+++ STORED ROWS +++
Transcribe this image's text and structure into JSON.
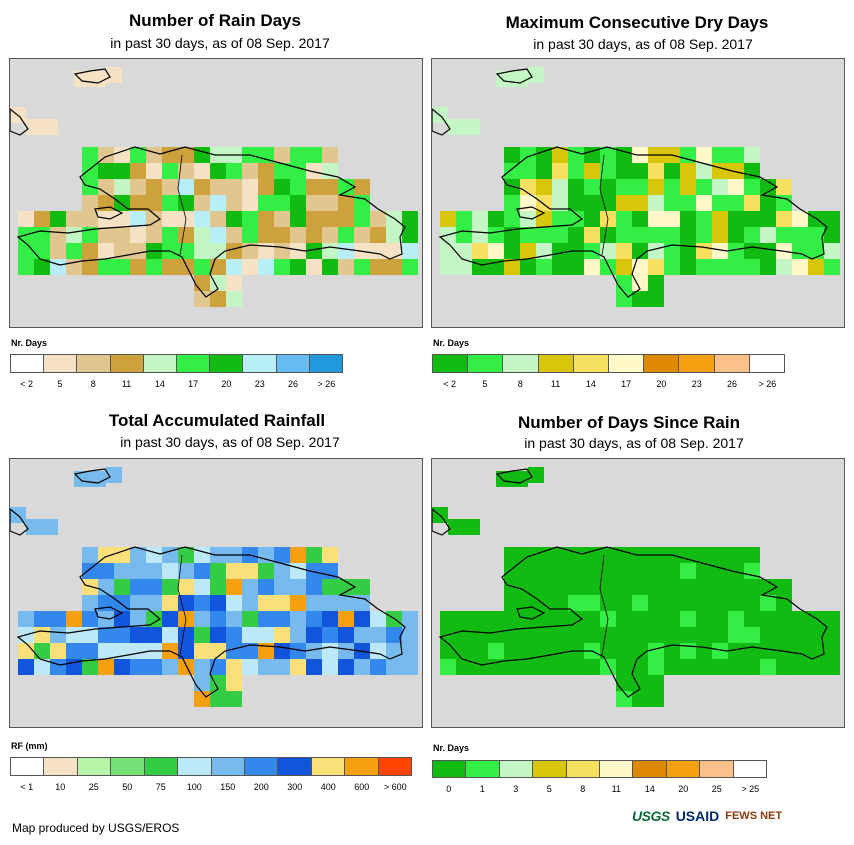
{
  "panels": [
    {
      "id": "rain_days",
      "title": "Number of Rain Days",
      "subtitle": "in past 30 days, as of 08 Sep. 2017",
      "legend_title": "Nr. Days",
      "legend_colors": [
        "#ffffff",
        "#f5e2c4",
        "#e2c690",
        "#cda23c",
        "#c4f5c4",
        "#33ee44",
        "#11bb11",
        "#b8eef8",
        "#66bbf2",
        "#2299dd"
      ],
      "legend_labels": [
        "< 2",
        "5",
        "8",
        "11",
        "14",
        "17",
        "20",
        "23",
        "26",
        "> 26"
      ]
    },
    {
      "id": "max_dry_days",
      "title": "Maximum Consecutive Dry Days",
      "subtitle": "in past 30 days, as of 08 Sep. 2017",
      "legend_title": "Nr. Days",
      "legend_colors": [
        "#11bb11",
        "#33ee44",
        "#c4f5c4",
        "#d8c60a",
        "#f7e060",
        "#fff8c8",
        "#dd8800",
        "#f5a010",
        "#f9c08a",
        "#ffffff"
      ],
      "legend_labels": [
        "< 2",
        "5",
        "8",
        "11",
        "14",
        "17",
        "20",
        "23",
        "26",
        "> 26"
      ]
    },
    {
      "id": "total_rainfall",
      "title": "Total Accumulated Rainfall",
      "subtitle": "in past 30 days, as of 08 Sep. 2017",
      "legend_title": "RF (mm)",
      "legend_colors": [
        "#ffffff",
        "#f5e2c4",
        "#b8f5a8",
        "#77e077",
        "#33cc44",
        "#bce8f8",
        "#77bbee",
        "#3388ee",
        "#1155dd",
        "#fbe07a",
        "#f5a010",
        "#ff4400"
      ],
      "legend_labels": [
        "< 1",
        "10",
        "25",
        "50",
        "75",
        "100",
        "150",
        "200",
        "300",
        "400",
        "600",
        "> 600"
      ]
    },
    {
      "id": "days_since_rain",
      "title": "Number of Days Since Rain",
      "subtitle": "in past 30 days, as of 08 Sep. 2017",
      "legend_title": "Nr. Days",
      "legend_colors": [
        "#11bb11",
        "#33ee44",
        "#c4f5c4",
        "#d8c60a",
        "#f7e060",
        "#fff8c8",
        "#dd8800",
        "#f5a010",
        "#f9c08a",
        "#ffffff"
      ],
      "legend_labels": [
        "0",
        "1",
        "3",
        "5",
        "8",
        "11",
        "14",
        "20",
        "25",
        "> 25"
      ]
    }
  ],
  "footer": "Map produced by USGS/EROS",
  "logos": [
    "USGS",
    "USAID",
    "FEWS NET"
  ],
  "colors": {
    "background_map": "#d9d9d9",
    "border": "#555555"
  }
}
+++
→ **DO THIS**
Leaving the pictures aside, transcribe the entire listing exactly.

→ **FULL RESPONSE**
Transcribe this image's text and structure into JSON.
{
  "panels": [
    {
      "id": "rain_days",
      "title": "Number of Rain Days",
      "subtitle": "in past 30 days, as of 08 Sep. 2017",
      "legend_title": "Nr. Days",
      "legend_colors": [
        "#ffffff",
        "#f5e2c4",
        "#e2c690",
        "#cda23c",
        "#c4f5c4",
        "#33ee44",
        "#11bb11",
        "#b8eef8",
        "#66bbf2",
        "#2299dd"
      ],
      "legend_labels": [
        "< 2",
        "5",
        "8",
        "11",
        "14",
        "17",
        "20",
        "23",
        "26",
        "> 26"
      ]
    },
    {
      "id": "max_dry_days",
      "title": "Maximum Consecutive Dry Days",
      "subtitle": "in past 30 days, as of 08 Sep. 2017",
      "legend_title": "Nr. Days",
      "legend_colors": [
        "#11bb11",
        "#33ee44",
        "#c4f5c4",
        "#d8c60a",
        "#f7e060",
        "#fff8c8",
        "#dd8800",
        "#f5a010",
        "#f9c08a",
        "#ffffff"
      ],
      "legend_labels": [
        "< 2",
        "5",
        "8",
        "11",
        "14",
        "17",
        "20",
        "23",
        "26",
        "> 26"
      ]
    },
    {
      "id": "total_rainfall",
      "title": "Total Accumulated Rainfall",
      "subtitle": "in past 30 days, as of 08 Sep. 2017",
      "legend_title": "RF (mm)",
      "legend_colors": [
        "#ffffff",
        "#f5e2c4",
        "#b8f5a8",
        "#77e077",
        "#33cc44",
        "#bce8f8",
        "#77bbee",
        "#3388ee",
        "#1155dd",
        "#fbe07a",
        "#f5a010",
        "#ff4400"
      ],
      "legend_labels": [
        "< 1",
        "10",
        "25",
        "50",
        "75",
        "100",
        "150",
        "200",
        "300",
        "400",
        "600",
        "> 600"
      ]
    },
    {
      "id": "days_since_rain",
      "title": "Number of Days Since Rain",
      "subtitle": "in past 30 days, as of 08 Sep. 2017",
      "legend_title": "Nr. Days",
      "legend_colors": [
        "#11bb11",
        "#33ee44",
        "#c4f5c4",
        "#d8c60a",
        "#f7e060",
        "#fff8c8",
        "#dd8800",
        "#f5a010",
        "#f9c08a",
        "#ffffff"
      ],
      "legend_labels": [
        "0",
        "1",
        "3",
        "5",
        "8",
        "11",
        "14",
        "20",
        "25",
        "> 25"
      ]
    }
  ],
  "footer": "Map produced by USGS/EROS",
  "logos": [
    "USGS",
    "USAID",
    "FEWS NET"
  ],
  "colors": {
    "background_map": "#d9d9d9",
    "border": "#555555"
  }
}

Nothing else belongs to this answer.